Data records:
★ ★ ★ ★ ★ ★ ★

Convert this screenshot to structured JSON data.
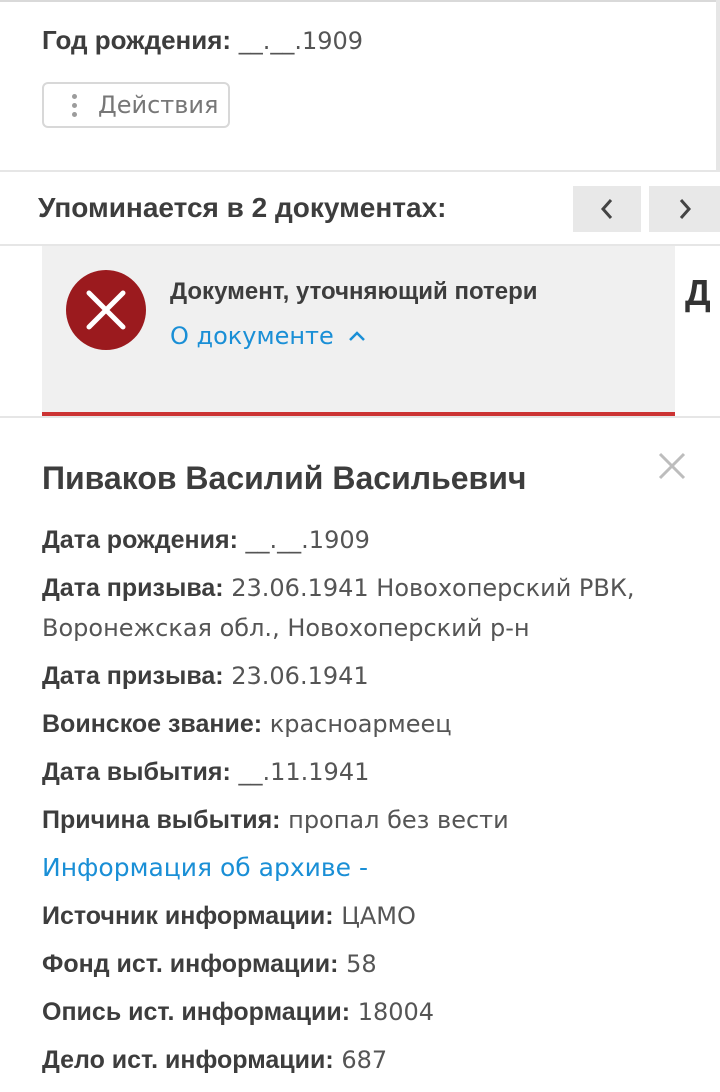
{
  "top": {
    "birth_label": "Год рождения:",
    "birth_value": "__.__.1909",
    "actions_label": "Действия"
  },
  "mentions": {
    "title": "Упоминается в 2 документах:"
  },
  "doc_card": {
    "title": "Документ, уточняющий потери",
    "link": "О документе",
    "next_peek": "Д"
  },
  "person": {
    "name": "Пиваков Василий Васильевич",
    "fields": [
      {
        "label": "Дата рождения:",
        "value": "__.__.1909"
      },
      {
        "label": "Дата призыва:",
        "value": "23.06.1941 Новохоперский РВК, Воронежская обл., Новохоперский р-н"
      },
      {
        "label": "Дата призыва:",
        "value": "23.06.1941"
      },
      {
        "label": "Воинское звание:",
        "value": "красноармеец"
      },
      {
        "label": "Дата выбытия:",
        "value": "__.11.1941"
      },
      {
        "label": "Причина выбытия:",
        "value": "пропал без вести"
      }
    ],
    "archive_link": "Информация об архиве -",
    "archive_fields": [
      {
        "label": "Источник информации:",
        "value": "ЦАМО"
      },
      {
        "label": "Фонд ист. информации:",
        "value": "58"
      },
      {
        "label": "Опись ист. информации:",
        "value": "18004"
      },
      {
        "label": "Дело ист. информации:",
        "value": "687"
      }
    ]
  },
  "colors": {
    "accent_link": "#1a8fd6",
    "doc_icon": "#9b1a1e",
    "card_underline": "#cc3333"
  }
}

★ ★ ★ ★ ★ ★ ★

:: PROBLEM ::
Which lines hold the string "рождения"? Copy all of them from the data above.

:: WRITTEN RESPONSE ::
    "birth_label": "Год рождения:",
        "label": "Дата рождения:",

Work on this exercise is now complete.